Task statement
Each line of the material below that holds the word "receive" needs to be copied.

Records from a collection
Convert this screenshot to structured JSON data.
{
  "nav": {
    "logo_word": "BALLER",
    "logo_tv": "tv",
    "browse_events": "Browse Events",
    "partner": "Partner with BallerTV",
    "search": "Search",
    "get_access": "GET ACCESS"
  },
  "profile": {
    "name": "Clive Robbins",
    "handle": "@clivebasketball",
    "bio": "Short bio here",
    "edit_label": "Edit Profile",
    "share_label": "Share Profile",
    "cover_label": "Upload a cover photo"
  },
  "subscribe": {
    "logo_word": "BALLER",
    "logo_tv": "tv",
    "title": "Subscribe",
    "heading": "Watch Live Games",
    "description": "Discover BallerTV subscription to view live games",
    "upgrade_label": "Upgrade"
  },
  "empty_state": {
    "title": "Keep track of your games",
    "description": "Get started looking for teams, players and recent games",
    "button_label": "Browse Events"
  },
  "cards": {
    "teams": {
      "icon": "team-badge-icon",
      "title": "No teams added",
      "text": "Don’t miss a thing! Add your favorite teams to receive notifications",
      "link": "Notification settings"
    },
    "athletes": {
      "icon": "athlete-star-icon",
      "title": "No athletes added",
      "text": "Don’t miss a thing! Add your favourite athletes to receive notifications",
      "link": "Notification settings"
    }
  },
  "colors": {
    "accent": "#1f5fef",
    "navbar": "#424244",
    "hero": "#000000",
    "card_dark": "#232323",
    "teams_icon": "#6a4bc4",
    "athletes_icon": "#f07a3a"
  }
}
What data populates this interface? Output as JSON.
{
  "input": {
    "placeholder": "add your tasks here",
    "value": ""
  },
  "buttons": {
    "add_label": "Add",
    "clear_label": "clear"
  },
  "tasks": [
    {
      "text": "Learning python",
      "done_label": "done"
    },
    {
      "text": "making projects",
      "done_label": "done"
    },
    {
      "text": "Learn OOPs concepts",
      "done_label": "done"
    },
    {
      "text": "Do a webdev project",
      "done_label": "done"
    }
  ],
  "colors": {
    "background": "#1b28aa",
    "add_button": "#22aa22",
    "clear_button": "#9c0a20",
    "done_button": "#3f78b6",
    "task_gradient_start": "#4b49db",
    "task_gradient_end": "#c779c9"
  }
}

In response
      "text": "Don’t miss a thing! Add your favorite teams to receive notifications",
      "text": "Don’t miss a thing! Add your favourite athletes to receive notifications",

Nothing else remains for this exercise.